— Begin Stored rows —
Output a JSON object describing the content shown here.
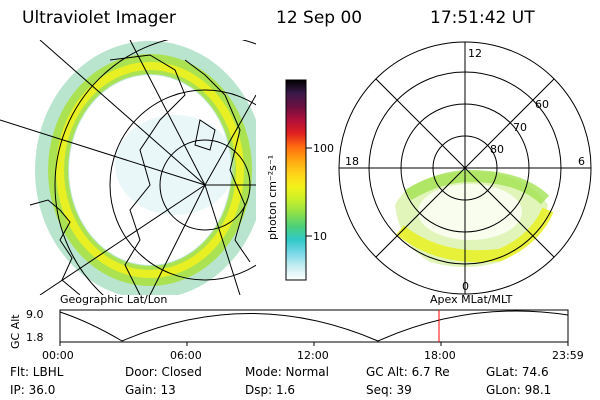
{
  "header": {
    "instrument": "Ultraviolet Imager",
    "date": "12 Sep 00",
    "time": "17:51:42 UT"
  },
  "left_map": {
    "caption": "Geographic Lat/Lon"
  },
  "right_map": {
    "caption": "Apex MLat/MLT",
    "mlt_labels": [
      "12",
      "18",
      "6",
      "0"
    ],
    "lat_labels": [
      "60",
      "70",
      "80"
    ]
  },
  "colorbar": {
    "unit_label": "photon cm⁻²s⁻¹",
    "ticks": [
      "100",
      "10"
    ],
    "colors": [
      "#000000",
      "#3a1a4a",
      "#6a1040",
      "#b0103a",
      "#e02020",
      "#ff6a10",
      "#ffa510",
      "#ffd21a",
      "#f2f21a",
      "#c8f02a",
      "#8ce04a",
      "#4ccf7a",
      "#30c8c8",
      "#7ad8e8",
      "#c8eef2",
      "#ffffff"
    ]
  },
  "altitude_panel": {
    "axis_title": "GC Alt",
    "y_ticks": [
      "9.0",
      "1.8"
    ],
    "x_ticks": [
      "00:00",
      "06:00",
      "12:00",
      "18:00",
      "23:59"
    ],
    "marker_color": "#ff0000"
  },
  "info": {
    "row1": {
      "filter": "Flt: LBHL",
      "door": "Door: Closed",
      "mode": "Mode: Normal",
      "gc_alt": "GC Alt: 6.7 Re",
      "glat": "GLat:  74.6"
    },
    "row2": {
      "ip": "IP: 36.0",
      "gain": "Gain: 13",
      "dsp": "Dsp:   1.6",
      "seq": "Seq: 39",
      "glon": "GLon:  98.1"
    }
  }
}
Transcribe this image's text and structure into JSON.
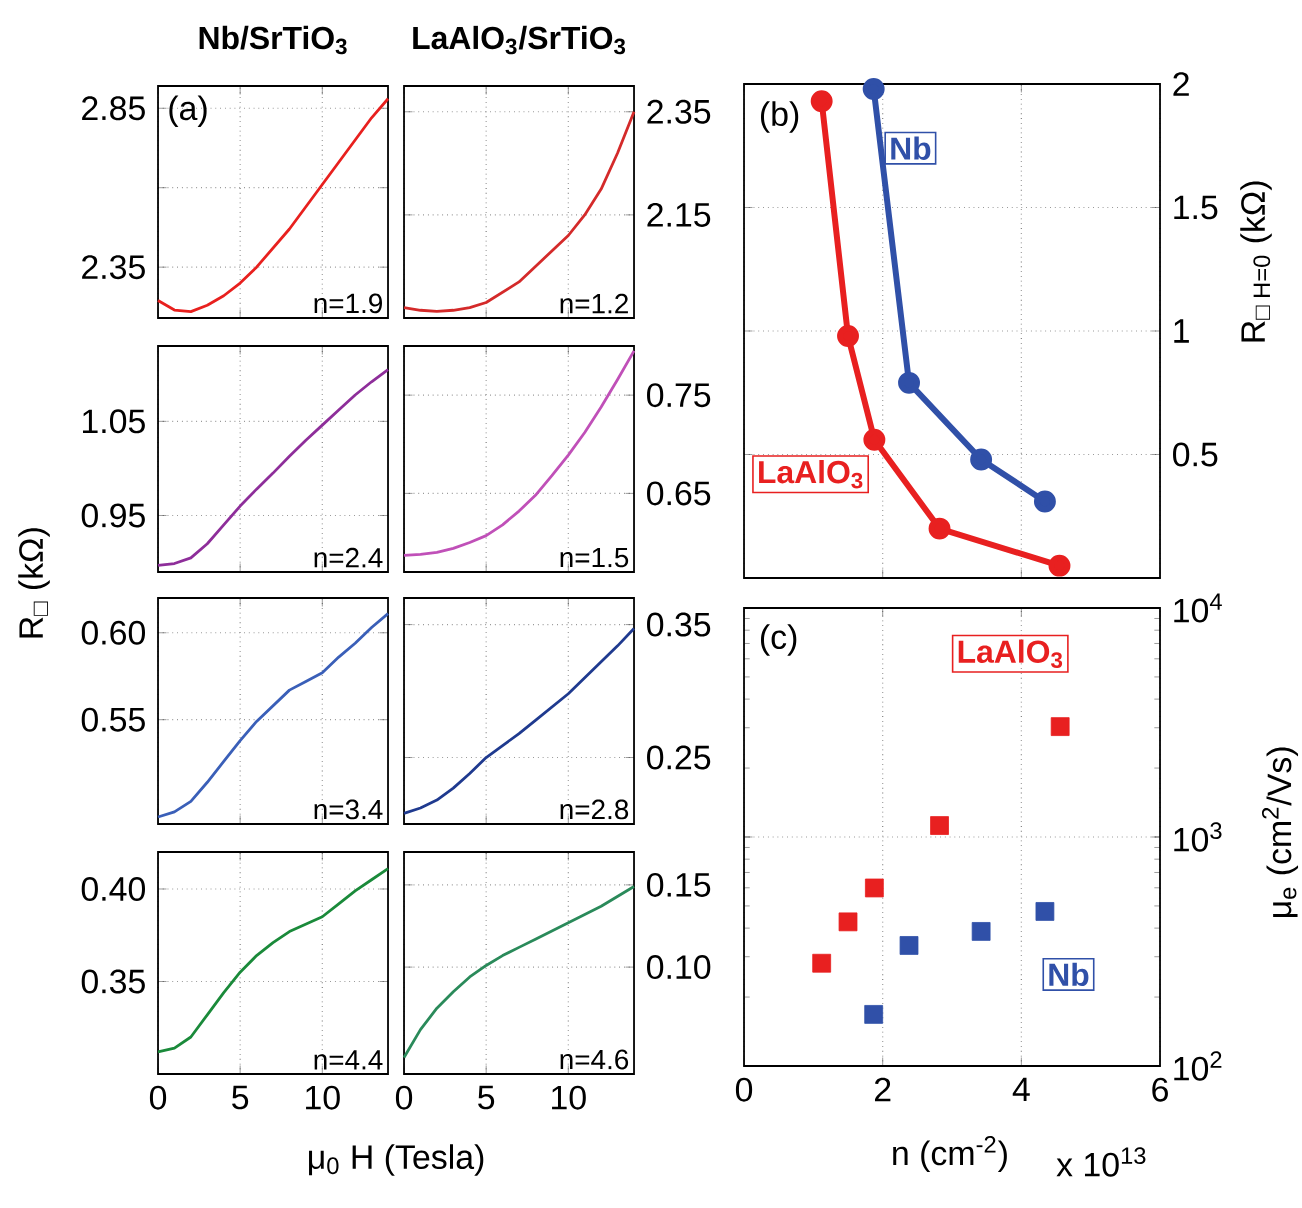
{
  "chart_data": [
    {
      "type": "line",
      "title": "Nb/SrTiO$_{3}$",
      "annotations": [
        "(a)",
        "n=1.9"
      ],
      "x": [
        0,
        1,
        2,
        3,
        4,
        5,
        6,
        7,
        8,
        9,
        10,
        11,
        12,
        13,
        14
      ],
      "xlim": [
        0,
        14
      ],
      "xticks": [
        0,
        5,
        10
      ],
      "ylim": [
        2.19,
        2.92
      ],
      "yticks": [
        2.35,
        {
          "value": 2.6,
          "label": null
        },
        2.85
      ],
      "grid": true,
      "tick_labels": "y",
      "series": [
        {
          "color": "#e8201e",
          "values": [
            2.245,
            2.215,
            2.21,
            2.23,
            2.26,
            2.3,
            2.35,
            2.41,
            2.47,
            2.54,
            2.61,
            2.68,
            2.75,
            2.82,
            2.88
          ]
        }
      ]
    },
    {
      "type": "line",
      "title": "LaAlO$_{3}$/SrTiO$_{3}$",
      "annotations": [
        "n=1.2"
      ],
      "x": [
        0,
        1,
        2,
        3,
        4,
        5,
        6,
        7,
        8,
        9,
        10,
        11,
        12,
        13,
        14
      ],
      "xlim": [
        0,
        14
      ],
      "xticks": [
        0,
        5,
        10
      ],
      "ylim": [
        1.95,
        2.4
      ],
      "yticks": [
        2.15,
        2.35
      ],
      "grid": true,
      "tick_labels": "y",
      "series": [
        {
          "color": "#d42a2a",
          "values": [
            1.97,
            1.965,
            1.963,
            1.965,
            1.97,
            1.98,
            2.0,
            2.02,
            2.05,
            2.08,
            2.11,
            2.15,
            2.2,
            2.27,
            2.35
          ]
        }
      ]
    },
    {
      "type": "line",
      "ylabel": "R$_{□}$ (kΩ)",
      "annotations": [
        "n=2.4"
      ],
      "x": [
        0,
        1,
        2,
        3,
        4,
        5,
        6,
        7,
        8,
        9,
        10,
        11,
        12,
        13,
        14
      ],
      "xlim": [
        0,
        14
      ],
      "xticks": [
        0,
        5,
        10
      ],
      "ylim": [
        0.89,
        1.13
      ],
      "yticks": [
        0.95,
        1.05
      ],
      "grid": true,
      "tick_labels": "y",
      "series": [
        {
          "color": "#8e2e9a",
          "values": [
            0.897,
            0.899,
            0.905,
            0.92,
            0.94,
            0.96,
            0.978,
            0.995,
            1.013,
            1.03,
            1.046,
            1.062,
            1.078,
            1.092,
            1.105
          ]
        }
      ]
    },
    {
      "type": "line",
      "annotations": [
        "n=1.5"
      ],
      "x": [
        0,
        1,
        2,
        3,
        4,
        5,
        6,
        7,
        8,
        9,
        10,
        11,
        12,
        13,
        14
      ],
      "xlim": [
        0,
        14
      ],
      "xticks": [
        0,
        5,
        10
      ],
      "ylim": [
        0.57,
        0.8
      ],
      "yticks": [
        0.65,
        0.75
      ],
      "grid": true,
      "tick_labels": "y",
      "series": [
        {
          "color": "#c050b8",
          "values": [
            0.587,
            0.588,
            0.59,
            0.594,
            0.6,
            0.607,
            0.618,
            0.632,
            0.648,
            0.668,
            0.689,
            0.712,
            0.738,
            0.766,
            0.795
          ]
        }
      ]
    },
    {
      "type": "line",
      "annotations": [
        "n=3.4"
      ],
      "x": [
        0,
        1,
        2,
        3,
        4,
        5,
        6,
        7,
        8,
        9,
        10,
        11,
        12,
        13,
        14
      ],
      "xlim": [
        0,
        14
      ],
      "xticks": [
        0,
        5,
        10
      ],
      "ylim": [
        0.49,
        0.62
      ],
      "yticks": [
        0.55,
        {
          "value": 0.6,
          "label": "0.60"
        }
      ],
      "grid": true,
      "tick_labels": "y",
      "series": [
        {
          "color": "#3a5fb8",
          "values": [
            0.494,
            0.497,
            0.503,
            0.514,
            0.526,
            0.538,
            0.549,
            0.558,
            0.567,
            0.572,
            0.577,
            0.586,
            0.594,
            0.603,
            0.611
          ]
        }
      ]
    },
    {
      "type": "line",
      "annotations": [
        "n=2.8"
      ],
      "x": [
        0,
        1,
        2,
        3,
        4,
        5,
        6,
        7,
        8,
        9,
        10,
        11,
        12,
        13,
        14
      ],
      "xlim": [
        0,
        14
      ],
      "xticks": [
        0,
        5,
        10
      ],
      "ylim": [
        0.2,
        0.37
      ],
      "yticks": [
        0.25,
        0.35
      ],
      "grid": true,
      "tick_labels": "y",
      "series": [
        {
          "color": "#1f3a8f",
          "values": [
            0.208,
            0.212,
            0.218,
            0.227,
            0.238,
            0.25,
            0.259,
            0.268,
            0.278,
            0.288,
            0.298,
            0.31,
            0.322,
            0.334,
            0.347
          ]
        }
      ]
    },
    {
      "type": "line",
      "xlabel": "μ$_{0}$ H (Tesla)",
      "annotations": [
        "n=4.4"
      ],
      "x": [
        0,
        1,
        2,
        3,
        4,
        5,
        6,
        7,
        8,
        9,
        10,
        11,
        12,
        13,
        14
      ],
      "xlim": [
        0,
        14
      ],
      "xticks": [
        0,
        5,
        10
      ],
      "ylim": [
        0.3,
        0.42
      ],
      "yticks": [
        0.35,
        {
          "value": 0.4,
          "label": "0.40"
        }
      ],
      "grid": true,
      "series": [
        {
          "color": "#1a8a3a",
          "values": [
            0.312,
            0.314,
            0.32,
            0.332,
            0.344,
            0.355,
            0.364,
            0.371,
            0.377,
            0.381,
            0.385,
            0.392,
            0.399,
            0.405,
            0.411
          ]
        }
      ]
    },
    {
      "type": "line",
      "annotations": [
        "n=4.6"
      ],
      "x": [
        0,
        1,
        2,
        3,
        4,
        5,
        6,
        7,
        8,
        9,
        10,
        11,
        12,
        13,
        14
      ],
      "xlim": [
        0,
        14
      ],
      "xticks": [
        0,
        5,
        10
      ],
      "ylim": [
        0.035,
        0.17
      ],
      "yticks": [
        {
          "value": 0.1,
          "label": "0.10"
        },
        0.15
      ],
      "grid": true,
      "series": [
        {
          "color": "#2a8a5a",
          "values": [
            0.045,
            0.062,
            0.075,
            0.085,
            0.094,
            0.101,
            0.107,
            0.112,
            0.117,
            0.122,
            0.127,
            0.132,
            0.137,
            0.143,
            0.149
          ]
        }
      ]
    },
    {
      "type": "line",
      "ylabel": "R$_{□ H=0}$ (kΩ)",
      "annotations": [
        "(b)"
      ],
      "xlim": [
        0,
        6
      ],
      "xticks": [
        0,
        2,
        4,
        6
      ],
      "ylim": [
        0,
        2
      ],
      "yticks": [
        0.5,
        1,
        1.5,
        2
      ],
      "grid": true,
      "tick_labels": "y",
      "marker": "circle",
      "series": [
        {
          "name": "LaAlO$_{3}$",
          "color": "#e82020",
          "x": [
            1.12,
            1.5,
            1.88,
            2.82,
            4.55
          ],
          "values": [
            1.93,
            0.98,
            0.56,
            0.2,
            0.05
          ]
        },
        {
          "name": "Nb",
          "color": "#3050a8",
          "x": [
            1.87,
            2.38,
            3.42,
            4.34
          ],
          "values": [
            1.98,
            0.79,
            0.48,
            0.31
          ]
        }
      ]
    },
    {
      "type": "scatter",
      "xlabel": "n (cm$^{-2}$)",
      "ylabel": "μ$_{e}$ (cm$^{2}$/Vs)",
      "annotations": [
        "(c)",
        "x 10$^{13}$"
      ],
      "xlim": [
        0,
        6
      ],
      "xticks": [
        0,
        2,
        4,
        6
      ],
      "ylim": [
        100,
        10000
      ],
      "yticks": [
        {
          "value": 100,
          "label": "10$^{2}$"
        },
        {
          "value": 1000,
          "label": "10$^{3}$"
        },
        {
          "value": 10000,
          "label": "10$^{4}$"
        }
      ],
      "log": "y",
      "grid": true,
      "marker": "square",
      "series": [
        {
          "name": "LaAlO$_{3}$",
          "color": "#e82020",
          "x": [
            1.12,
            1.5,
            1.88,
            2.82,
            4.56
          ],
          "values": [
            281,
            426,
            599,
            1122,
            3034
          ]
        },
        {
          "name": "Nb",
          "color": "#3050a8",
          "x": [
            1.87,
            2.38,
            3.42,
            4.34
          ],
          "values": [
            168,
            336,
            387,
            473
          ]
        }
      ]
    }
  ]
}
— End Stored rows —
— Begin Stored rows —
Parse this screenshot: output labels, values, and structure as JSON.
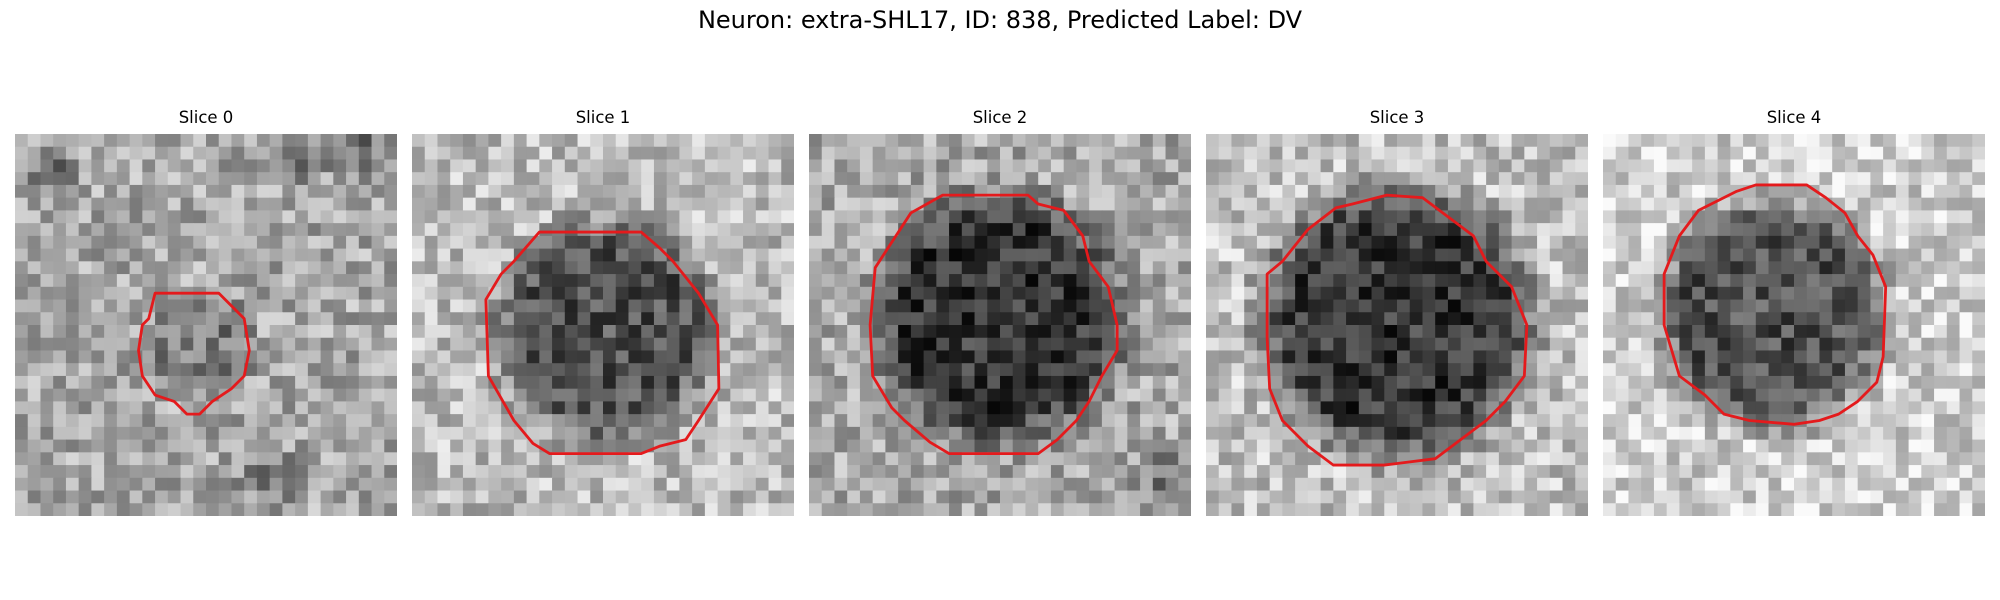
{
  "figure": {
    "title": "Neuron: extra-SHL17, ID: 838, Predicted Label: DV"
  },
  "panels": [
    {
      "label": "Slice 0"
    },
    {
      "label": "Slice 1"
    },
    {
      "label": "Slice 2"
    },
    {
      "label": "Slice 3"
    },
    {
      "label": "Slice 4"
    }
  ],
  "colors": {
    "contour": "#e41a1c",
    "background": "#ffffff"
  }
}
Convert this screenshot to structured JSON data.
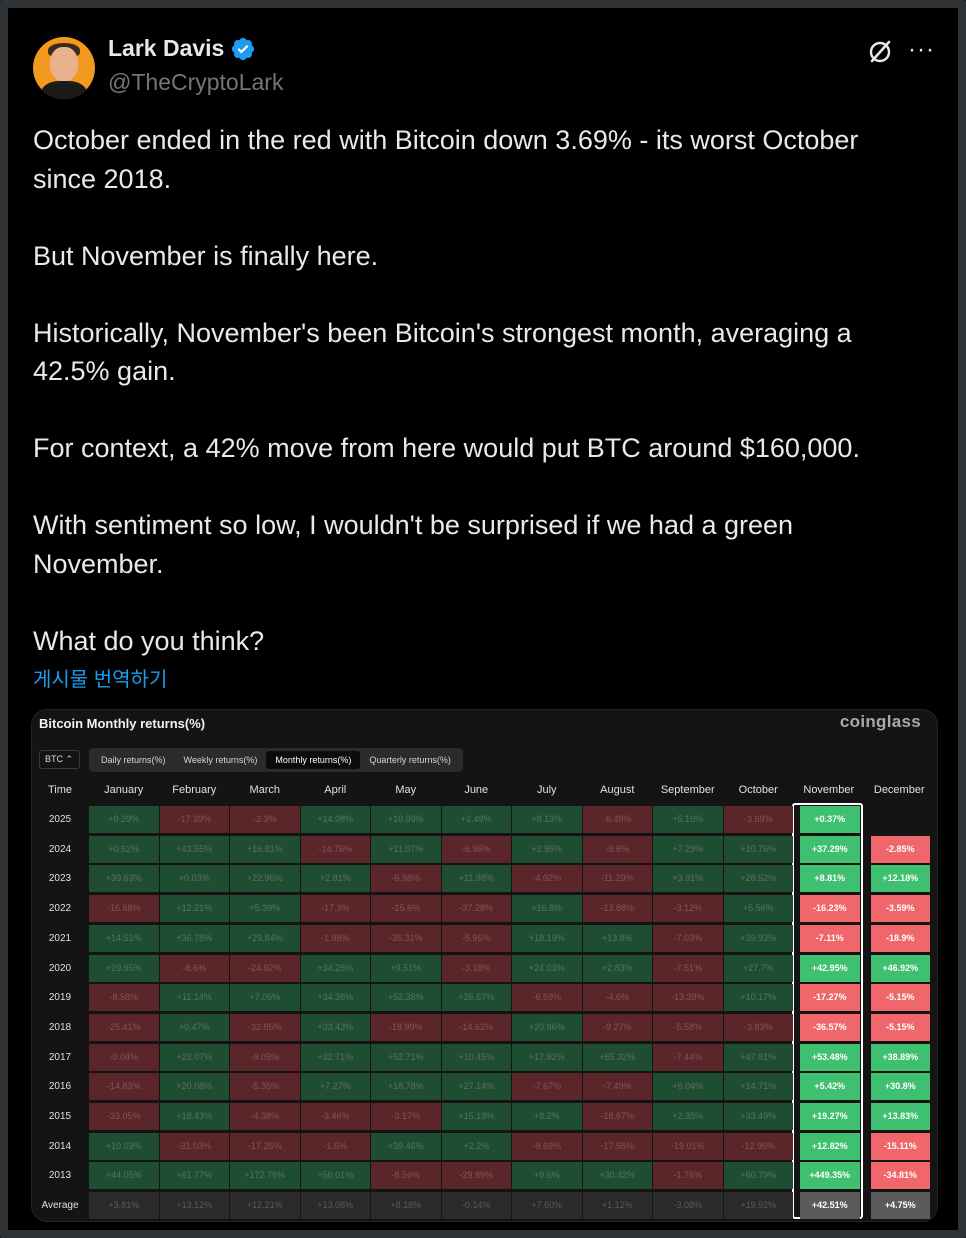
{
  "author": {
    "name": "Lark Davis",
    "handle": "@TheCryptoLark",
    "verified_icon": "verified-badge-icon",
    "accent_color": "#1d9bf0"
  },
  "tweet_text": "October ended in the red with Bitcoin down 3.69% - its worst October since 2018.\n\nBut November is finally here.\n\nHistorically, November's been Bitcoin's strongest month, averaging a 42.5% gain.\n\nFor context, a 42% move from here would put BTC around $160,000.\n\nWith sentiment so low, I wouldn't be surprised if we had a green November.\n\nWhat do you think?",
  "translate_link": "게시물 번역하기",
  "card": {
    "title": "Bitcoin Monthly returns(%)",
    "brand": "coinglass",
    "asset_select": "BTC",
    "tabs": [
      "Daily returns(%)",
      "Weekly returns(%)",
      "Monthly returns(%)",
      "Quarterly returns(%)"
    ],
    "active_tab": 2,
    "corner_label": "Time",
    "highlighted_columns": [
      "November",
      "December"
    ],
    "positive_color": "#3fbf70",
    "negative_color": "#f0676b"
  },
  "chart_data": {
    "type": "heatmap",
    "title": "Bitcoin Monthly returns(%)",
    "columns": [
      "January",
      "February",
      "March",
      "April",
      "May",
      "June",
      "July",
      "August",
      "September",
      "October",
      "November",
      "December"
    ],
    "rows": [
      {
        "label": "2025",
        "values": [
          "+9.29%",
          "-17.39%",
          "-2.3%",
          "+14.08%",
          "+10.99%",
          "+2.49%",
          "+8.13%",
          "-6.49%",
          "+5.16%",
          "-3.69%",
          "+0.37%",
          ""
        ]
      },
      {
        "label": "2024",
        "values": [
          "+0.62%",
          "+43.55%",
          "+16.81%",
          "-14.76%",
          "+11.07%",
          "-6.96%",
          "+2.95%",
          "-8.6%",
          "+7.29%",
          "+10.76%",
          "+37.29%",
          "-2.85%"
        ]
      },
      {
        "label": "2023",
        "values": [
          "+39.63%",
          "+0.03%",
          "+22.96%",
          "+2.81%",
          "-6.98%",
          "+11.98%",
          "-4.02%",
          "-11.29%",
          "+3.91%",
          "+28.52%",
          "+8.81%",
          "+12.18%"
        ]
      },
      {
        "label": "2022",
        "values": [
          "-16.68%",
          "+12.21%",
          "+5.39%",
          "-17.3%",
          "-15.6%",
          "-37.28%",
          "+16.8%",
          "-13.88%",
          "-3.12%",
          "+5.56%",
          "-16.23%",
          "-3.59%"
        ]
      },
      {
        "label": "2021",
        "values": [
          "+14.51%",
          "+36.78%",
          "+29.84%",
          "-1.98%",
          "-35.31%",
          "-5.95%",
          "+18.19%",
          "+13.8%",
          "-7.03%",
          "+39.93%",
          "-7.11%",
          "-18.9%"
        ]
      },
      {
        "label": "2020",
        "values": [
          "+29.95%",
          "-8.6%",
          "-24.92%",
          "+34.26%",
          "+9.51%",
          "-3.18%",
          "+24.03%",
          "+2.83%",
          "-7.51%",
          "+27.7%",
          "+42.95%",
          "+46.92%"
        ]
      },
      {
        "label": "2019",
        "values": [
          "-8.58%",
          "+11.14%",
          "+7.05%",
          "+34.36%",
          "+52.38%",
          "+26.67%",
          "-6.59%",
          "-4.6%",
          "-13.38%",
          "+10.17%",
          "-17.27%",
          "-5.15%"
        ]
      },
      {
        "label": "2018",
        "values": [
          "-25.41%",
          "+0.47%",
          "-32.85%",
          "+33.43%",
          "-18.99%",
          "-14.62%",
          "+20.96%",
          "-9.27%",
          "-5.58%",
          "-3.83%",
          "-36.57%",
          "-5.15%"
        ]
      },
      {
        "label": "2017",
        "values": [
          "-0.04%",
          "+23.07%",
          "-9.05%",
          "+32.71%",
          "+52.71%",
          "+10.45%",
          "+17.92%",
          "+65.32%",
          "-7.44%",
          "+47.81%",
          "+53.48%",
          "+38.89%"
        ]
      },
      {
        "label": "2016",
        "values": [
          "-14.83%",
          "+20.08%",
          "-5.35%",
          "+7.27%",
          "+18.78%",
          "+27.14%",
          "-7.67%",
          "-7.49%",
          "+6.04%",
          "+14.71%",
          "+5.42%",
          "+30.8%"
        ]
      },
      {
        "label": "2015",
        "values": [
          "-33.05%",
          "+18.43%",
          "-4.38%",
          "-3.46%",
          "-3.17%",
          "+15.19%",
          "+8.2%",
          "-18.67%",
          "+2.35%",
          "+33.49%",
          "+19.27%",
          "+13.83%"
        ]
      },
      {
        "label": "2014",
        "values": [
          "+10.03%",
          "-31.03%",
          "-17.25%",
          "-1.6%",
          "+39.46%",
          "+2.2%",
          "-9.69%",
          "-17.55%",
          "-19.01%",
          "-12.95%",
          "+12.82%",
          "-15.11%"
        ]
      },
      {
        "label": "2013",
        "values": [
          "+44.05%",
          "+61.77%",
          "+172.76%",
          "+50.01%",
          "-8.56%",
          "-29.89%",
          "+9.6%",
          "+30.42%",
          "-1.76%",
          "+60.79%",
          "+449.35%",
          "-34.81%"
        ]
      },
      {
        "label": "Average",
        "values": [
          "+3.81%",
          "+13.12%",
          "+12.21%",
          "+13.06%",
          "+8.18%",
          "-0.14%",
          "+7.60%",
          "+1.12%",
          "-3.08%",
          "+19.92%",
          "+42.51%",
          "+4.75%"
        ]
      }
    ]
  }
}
— End Stored rows —
> Task to carry out: Search the entries for the word "screenshot" and copy every line that has it.

> Completed exercise:
Parse this screenshot: output labels, values, and structure as JSON.
Convert this screenshot to structured JSON data.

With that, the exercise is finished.